§ Extracted records:
================

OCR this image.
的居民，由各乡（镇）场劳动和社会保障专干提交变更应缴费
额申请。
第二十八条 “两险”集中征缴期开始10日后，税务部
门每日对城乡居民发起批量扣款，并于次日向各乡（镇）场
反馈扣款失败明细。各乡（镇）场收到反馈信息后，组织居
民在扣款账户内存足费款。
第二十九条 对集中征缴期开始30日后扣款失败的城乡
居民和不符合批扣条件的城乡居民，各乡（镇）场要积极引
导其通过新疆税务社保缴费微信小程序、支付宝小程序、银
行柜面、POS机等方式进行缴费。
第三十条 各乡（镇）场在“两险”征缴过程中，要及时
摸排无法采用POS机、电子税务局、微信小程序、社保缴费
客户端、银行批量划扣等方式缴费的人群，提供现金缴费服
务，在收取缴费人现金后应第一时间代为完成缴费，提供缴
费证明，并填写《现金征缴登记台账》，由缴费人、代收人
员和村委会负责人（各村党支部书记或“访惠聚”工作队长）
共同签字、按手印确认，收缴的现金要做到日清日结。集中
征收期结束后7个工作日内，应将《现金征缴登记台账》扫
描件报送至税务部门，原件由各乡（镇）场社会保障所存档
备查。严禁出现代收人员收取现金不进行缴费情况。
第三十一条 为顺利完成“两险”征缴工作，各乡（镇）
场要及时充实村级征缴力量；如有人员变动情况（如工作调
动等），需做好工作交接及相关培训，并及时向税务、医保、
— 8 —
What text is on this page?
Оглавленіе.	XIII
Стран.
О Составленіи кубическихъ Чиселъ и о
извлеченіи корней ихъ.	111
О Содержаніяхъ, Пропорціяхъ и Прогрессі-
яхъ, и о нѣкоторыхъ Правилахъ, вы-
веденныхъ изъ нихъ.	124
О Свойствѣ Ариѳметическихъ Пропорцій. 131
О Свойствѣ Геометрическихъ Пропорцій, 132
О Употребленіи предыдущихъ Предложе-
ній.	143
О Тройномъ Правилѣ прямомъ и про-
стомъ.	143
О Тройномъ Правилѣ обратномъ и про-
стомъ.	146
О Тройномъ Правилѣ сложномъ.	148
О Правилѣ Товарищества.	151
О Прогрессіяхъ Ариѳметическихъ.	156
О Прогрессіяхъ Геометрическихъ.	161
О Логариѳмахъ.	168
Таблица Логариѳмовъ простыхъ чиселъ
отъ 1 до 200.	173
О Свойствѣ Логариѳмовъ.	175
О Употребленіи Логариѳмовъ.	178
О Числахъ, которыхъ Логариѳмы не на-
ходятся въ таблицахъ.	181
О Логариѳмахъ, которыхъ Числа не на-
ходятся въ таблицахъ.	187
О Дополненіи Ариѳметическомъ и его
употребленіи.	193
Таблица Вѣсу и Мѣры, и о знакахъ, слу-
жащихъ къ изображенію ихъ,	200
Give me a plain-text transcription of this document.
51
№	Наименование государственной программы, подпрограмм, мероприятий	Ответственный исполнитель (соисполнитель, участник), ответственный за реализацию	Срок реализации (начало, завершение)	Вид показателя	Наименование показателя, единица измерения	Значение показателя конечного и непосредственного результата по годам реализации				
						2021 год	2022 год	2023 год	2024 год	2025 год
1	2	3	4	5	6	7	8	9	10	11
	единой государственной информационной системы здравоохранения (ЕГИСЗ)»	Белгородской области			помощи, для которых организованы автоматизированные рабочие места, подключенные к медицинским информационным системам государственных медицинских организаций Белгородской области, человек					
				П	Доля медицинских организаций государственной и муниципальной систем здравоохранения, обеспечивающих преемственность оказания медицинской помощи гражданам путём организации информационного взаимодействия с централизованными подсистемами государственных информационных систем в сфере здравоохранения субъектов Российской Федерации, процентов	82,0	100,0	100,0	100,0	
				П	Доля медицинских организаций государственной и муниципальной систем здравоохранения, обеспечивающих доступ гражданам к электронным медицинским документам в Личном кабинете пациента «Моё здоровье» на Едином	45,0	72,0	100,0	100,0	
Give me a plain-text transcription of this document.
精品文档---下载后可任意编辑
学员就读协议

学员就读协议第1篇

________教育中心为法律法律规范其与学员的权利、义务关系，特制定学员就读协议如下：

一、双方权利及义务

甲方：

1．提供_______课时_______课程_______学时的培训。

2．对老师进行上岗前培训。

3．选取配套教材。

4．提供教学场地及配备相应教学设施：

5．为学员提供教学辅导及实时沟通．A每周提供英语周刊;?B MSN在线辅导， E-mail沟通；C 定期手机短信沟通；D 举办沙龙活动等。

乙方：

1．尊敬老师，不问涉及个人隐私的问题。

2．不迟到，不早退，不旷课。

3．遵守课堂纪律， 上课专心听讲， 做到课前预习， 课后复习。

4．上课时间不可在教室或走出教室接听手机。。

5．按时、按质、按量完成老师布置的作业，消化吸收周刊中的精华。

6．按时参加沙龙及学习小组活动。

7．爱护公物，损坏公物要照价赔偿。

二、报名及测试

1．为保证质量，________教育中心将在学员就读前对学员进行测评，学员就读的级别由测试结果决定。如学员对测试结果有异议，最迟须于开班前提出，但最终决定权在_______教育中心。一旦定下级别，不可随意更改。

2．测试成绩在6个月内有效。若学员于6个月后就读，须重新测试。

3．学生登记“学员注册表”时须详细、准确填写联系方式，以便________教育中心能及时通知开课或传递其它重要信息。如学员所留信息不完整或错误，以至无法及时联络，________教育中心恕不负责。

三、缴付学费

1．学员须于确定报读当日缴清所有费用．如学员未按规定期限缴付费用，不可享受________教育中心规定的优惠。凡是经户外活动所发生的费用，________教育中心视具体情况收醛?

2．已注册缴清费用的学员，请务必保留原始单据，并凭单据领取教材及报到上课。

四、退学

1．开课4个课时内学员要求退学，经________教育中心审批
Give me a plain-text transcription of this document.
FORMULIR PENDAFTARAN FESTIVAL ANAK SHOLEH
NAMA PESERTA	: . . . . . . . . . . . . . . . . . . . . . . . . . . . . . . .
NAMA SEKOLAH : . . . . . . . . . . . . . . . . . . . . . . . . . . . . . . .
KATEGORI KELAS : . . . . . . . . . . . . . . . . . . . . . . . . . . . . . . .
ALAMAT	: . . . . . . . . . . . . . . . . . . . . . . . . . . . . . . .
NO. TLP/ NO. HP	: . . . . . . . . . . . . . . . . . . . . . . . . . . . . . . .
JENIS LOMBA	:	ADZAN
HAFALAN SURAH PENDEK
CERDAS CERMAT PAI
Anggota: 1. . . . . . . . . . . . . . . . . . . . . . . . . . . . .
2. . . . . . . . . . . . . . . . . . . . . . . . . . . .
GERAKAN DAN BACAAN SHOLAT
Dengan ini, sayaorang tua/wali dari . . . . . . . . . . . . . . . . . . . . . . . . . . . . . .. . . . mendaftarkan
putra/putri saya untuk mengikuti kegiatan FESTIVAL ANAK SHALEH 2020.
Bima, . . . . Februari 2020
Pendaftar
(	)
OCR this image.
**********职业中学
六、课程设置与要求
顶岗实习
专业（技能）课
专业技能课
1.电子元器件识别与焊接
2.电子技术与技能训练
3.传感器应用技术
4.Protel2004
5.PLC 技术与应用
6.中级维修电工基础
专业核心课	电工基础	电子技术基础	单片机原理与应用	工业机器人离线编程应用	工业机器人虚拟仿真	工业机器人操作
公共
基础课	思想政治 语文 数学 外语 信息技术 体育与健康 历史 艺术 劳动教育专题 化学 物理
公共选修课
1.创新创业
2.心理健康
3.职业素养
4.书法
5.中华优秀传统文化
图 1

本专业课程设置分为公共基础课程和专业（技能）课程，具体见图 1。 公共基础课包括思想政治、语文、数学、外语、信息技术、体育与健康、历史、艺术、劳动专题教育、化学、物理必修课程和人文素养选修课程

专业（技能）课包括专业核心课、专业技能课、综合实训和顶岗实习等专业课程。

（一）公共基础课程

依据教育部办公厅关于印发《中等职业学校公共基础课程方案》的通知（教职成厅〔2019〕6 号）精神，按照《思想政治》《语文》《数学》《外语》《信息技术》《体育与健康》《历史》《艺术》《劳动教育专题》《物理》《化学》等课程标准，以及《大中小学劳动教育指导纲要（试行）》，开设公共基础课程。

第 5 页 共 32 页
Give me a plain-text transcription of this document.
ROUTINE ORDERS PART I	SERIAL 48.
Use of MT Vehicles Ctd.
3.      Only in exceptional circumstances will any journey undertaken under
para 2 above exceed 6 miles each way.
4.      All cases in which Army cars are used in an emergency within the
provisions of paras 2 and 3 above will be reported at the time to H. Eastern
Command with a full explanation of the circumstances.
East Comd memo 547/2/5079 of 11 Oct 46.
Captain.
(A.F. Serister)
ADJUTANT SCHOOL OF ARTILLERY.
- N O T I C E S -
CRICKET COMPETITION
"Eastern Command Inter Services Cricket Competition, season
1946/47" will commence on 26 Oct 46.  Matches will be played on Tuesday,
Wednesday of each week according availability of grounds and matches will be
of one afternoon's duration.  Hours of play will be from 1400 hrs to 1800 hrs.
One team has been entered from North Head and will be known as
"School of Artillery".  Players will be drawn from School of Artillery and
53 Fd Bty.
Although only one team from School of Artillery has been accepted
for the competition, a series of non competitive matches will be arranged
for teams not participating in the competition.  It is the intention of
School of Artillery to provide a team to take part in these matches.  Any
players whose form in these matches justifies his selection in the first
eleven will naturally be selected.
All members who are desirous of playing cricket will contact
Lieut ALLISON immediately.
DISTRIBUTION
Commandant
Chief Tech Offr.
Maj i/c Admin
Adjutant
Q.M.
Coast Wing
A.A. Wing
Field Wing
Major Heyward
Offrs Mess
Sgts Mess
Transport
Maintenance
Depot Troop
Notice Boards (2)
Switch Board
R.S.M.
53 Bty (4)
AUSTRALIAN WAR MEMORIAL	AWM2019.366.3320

================

§ Exercise description: Take every line containing the word "Логариѳмовъ" and copy it.

§ Result for this exercise:
Таблица Логариѳмовъ простыхъ чиселъ
О Свойствѣ Логариѳмовъ.	175
О Употребленіи Логариѳмовъ.	178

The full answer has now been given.